Records contained in a dataset
╭──

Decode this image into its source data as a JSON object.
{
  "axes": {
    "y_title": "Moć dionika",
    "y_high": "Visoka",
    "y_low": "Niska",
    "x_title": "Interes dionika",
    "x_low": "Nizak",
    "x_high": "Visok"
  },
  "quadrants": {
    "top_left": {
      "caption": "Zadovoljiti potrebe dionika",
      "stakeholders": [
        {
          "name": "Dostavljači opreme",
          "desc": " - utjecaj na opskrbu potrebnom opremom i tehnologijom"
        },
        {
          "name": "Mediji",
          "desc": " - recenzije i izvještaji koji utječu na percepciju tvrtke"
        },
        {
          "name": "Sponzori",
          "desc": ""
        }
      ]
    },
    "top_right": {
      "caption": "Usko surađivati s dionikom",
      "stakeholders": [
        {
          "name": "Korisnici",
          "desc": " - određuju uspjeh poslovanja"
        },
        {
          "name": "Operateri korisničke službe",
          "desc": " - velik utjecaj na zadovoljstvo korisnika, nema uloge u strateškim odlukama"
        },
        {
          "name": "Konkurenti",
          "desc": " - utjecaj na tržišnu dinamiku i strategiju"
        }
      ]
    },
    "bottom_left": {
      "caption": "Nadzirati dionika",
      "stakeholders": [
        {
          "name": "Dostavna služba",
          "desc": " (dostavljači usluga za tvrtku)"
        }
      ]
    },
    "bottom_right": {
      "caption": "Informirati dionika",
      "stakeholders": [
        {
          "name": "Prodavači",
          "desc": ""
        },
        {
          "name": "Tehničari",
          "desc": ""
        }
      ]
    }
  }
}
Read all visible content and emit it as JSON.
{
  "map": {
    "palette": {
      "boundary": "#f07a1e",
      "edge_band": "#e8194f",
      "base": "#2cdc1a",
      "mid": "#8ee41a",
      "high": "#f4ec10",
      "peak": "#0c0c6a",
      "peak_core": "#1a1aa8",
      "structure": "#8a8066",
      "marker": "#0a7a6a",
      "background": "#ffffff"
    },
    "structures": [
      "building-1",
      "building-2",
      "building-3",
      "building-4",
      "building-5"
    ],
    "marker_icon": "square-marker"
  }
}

╰──

STATED GOAL — The records above should all be quoted exactly, please.

PROBLEM SOLUTION —
Decode this image into its source data as a JSON object.
{
  "axes": {
    "y_title": "Moć dionika",
    "y_high": "Visoka",
    "y_low": "Niska",
    "x_title": "Interes dionika",
    "x_low": "Nizak",
    "x_high": "Visok"
  },
  "quadrants": {
    "top_left": {
      "caption": "Zadovoljiti potrebe dionika",
      "stakeholders": [
        {
          "name": "Dostavljači opreme",
          "desc": " - utjecaj na opskrbu potrebnom opremom i tehnologijom"
        },
        {
          "name": "Mediji",
          "desc": " - recenzije i izvještaji koji utječu na percepciju tvrtke"
        },
        {
          "name": "Sponzori",
          "desc": ""
        }
      ]
    },
    "top_right": {
      "caption": "Usko surađivati s dionikom",
      "stakeholders": [
        {
          "name": "Korisnici",
          "desc": " - određuju uspjeh poslovanja"
        },
        {
          "name": "Operateri korisničke službe",
          "desc": " - velik utjecaj na zadovoljstvo korisnika, nema uloge u strateškim odlukama"
        },
        {
          "name": "Konkurenti",
          "desc": " - utjecaj na tržišnu dinamiku i strategiju"
        }
      ]
    },
    "bottom_left": {
      "caption": "Nadzirati dionika",
      "stakeholders": [
        {
          "name": "Dostavna služba",
          "desc": " (dostavljači usluga za tvrtku)"
        }
      ]
    },
    "bottom_right": {
      "caption": "Informirati dionika",
      "stakeholders": [
        {
          "name": "Prodavači",
          "desc": ""
        },
        {
          "name": "Tehničari",
          "desc": ""
        }
      ]
    }
  }
}
Read all visible content and emit it as JSON.
{
  "map": {
    "palette": {
      "boundary": "#f07a1e",
      "edge_band": "#e8194f",
      "base": "#2cdc1a",
      "mid": "#8ee41a",
      "high": "#f4ec10",
      "peak": "#0c0c6a",
      "peak_core": "#1a1aa8",
      "structure": "#8a8066",
      "marker": "#0a7a6a",
      "background": "#ffffff"
    },
    "structures": [
      "building-1",
      "building-2",
      "building-3",
      "building-4",
      "building-5"
    ],
    "marker_icon": "square-marker"
  }
}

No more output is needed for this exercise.